# TASK DESCRIPTION
In the listing below, locate the lines that hold the string "价格变动的影响". Copy those lines.

# DATA SHOWN
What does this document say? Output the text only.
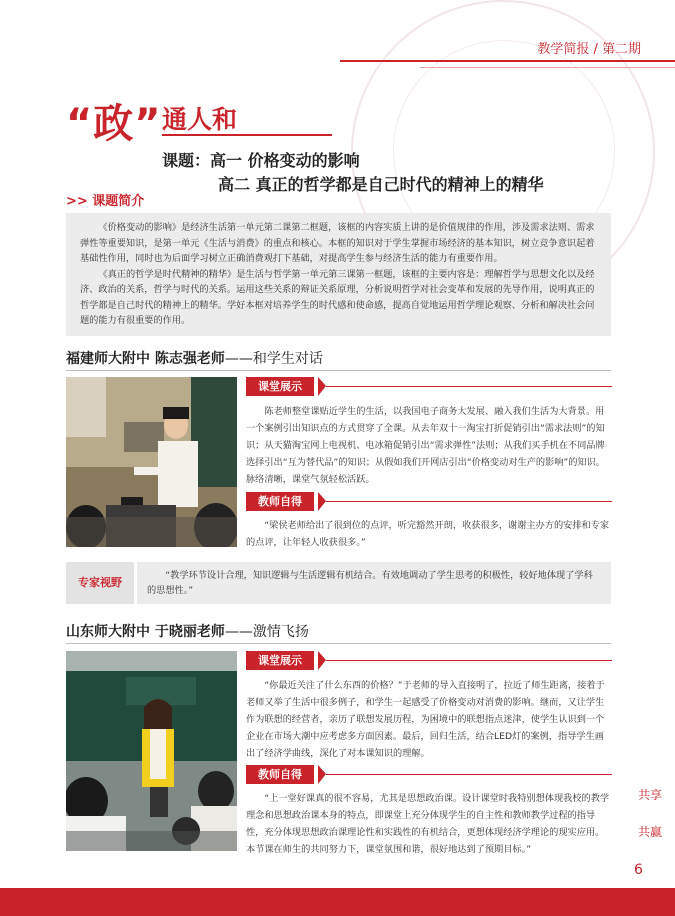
教学简报 / 第二期
“政” 通人和
课题：高一 价格变动的影响
高二 真正的哲学都是自己时代的精神上的精华
>> 课题简介

《价格变动的影响》是经济生活第一单元第二课第二框题，该框的内容实质上讲的是价值规律的作用，涉及需求法则、需求弹性等重要知识，是第一单元《生活与消费》的重点和核心。本框的知识对于学生掌握市场经济的基本知识，树立竞争意识起着基础性作用，同时也为后面学习树立正确消费观打下基础，对提高学生参与经济生活的能力有重要作用。

《真正的哲学是时代精神的精华》是生活与哲学第一单元第三课第一框题，该框的主要内容是：理解哲学与思想文化以及经济、政治的关系，哲学与时代的关系。运用这些关系的辩证关系原理，分析说明哲学对社会变革和发展的先导作用，说明真正的哲学都是自己时代的精神上的精华。学好本框对培养学生的时代感和使命感，提高自觉地运用哲学理论观察、分析和解决社会问题的能力有很重要的作用。

福建师大附中 陈志强老师——和学生对话
课堂展示

陈老师整堂课贴近学生的生活，以我国电子商务大发展、融入我们生活为大背景。用一个案例引出知识点的方式贯穿了全课。从去年双十一淘宝打折促销引出“需求法则”的知识；从天猫淘宝网上电视机、电冰箱促销引出“需求弹性”法则；从我们买手机在不同品牌选择引出“互为替代品”的知识；从假如我们开网店引出“价格变动对生产的影响”的知识。脉络清晰，课堂气氛轻松活跃。

教师自得

“梁侯老师给出了很到位的点评，听完豁然开朗，收获很多，谢谢主办方的安排和专家的点评，让年轻人收获很多。”

专家视野

“教学环节设计合理，知识逻辑与生活逻辑有机结合。有效地调动了学生思考的积极性，较好地体现了学科的思想性。”

山东师大附中 于晓丽老师——激情飞扬
课堂展示

“你最近关注了什么东西的价格？”于老师的导入直接明了，拉近了师生距离，接着于老师又举了生活中很多例子，和学生一起感受了价格变动对消费的影响。继而，又让学生作为联想的经营者，亲历了联想发展历程，为困境中的联想指点迷津，使学生认识到一个企业在市场大潮中应考虑多方面因素。最后，回归生活，结合LED灯的案例，指导学生画出了经济学曲线，深化了对本课知识的理解。

教师自得

“上一堂好课真的很不容易，尤其是思想政治课。设计课堂时我特别想体现我校的教学理念和思想政治课本身的特点，即课堂上充分体现学生的自主性和教师教学过程的指导性，充分体现思想政治课理论性和实践性的有机结合，更想体现经济学理论的现实应用。本节课在师生的共同努力下，课堂氛围和谐，很好地达到了预期目标。”

共享
共赢
6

# EXERCISE SOLUTION
课题：高一 价格变动的影响
《价格变动的影响》是经济生活第一单元第二课第二框题，该框的内容实质上讲的是价值规律的作用，涉及需求法则、需求弹性等重要知识，是第一单元《生活与消费》的重点和核心。本框的知识对于学生掌握市场经济的基本知识，树立竞争意识起着基础性作用，同时也为后面学习树立正确消费观打下基础，对提高学生参与经济生活的能力有重要作用。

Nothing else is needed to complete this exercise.